*Task to complete*: Return all lines below containing the word "complication".

*Records shown*:
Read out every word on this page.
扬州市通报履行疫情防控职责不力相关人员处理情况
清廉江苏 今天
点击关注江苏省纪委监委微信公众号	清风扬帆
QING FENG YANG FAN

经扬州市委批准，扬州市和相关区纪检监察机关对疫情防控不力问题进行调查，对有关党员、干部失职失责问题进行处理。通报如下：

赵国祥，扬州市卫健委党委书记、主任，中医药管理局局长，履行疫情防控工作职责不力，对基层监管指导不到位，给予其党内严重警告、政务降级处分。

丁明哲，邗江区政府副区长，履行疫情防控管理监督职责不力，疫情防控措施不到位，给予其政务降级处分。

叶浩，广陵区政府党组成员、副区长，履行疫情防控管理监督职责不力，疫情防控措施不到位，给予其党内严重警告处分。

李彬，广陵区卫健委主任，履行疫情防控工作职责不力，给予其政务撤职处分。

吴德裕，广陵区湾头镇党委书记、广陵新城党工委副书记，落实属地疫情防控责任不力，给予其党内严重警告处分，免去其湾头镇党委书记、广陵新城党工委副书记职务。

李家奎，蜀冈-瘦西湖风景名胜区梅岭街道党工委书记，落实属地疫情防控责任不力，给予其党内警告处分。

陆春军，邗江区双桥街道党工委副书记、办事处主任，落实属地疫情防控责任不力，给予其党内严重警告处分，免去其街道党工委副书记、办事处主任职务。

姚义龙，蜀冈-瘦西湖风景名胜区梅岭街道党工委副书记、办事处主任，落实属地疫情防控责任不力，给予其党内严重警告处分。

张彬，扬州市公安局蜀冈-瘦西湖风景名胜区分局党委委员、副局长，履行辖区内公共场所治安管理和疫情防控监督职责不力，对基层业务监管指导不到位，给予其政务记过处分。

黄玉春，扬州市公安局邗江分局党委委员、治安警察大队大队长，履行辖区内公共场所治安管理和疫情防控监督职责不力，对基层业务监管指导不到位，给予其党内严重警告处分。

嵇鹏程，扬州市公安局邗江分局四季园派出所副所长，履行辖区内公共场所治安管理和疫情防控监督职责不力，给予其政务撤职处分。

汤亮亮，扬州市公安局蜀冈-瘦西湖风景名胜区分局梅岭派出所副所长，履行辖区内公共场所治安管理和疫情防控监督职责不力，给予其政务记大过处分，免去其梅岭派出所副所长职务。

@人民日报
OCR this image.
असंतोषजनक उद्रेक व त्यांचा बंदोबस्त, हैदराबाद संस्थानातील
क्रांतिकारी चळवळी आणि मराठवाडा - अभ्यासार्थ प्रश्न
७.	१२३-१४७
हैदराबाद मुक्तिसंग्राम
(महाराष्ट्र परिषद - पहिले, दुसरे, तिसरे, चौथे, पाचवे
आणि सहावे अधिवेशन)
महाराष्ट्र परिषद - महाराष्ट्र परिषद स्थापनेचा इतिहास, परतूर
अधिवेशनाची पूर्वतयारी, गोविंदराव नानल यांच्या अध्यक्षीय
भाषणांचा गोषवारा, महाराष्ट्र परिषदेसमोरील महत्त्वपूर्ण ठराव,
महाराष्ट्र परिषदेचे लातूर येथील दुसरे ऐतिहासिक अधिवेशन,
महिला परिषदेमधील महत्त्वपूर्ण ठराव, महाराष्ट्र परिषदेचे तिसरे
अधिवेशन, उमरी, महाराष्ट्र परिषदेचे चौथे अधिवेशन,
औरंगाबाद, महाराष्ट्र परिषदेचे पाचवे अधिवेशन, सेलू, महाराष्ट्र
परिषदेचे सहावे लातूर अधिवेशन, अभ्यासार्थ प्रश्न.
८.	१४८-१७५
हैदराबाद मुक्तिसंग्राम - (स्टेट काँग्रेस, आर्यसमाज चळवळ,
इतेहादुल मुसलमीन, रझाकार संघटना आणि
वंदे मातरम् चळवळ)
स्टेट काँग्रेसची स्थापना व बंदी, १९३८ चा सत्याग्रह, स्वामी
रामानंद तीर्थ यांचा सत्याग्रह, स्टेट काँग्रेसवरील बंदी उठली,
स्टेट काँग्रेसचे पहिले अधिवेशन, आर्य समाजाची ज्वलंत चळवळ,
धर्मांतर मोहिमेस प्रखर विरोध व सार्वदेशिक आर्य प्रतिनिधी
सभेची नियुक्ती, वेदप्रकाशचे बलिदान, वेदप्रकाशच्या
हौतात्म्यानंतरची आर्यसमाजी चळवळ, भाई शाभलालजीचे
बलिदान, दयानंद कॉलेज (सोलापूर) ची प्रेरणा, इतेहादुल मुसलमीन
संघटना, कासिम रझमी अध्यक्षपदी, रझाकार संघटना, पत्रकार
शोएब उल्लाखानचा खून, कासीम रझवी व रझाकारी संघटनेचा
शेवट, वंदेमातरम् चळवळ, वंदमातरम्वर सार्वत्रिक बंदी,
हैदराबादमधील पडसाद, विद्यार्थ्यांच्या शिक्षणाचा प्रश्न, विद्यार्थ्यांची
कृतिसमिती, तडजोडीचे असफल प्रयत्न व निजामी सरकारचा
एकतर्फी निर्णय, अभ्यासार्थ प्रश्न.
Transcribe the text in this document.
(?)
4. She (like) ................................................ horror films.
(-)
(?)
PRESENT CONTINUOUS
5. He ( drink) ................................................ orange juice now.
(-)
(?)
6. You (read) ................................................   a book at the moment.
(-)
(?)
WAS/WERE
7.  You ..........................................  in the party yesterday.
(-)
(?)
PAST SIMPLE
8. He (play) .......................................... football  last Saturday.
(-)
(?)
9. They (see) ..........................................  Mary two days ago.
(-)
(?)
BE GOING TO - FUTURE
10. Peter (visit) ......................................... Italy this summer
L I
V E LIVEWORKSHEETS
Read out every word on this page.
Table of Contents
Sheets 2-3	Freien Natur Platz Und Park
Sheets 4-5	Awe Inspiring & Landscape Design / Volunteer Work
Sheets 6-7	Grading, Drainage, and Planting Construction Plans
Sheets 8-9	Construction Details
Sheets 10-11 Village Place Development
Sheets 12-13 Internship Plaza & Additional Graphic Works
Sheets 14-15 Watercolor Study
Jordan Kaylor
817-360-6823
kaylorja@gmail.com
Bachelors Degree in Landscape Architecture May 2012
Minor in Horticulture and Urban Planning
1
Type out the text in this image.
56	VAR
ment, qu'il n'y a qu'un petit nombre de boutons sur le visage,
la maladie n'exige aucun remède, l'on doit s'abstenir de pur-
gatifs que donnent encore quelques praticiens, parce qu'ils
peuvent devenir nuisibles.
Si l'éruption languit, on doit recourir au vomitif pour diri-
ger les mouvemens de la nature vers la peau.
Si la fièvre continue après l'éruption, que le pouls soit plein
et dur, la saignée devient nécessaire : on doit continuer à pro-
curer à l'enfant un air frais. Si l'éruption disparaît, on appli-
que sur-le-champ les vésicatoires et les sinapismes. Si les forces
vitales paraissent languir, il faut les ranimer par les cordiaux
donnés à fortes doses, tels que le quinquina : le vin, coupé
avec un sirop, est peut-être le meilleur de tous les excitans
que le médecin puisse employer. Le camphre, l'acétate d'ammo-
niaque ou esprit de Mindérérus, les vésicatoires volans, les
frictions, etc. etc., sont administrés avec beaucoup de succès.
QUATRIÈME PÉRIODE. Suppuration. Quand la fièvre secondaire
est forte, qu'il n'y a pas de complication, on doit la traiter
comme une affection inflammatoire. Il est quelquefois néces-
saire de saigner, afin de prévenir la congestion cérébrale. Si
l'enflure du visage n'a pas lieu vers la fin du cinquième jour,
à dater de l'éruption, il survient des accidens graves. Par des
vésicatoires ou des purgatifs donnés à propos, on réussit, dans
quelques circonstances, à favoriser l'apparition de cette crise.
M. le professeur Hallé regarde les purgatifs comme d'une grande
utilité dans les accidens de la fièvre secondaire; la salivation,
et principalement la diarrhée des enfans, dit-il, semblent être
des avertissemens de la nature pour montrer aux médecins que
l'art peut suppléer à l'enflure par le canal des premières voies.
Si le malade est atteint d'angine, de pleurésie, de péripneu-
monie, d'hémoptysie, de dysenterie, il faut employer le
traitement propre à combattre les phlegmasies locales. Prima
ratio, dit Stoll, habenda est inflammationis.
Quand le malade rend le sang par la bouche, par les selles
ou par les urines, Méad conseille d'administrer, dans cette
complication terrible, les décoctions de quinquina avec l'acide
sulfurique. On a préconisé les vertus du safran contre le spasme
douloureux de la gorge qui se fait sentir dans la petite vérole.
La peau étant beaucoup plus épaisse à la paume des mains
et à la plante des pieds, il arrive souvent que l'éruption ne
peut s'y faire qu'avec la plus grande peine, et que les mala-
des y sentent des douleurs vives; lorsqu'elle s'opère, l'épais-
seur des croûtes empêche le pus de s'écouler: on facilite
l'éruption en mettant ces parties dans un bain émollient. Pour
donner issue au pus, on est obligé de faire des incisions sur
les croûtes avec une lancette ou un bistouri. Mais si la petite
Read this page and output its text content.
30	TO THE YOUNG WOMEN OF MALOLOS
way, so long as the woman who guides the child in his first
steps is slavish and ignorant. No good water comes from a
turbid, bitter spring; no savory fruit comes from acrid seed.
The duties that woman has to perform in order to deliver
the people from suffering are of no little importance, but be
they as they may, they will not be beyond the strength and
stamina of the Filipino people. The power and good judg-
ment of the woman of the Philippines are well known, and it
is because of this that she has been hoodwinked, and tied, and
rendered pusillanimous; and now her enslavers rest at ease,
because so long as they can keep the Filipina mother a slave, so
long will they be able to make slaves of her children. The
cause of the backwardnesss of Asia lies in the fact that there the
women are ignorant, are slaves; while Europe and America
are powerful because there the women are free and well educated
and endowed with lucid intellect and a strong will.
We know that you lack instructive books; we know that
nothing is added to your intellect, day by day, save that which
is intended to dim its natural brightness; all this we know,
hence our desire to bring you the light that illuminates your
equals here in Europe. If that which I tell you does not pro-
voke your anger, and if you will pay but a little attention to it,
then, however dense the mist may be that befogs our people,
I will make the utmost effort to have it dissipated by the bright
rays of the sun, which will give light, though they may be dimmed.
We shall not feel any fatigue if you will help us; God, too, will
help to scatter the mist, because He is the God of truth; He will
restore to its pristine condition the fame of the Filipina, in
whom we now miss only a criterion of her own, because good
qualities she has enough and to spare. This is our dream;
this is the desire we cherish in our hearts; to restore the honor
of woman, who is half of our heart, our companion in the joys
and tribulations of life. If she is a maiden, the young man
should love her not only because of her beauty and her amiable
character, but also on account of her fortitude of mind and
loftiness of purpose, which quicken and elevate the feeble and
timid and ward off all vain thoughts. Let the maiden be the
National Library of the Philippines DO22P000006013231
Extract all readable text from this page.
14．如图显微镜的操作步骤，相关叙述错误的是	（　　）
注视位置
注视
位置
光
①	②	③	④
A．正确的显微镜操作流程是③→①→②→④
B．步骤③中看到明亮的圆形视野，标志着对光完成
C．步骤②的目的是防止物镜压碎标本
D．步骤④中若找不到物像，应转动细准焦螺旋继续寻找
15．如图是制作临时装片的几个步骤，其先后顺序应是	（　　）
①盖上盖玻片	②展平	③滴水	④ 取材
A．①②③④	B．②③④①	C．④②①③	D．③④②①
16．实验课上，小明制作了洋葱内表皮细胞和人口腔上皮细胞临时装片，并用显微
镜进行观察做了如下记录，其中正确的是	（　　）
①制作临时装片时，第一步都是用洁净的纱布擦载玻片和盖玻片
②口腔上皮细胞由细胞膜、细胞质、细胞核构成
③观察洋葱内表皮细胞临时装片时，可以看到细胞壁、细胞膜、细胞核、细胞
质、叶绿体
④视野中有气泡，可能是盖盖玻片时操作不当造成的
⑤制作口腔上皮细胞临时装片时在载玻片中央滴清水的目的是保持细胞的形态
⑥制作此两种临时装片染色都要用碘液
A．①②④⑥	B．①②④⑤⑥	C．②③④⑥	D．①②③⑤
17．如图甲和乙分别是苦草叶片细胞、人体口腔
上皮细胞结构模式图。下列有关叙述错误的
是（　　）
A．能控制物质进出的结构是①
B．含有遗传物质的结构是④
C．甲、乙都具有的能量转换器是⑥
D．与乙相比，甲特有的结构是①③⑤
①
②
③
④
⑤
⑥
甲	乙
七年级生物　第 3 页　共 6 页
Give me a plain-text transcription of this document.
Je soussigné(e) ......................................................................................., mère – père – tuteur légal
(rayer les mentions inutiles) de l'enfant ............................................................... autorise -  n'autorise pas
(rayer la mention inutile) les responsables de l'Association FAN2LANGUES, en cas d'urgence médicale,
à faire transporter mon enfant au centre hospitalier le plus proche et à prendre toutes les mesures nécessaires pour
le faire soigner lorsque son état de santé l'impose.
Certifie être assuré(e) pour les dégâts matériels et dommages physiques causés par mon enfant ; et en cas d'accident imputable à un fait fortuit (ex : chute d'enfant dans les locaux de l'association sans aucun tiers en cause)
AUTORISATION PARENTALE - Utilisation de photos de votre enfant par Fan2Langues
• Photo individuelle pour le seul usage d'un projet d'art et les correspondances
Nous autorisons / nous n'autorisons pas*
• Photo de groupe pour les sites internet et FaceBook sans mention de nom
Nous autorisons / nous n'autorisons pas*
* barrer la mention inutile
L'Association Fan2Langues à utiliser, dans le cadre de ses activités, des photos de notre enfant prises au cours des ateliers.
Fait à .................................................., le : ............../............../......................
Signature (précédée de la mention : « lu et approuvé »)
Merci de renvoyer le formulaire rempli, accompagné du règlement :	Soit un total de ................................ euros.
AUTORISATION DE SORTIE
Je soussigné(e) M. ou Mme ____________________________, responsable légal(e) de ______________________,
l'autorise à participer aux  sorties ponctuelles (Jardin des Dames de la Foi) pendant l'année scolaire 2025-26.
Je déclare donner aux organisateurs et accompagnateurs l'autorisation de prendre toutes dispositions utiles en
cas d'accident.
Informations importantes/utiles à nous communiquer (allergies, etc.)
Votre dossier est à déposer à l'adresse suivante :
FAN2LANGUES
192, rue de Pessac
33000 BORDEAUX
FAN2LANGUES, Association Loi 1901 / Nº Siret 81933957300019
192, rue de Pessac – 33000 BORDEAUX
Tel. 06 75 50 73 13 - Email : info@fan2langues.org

*Result of the task*:
est forte, qu'il n'y a pas de complication, on doit la traiter
complication terrible, les décoctions de quinquina avec l'acide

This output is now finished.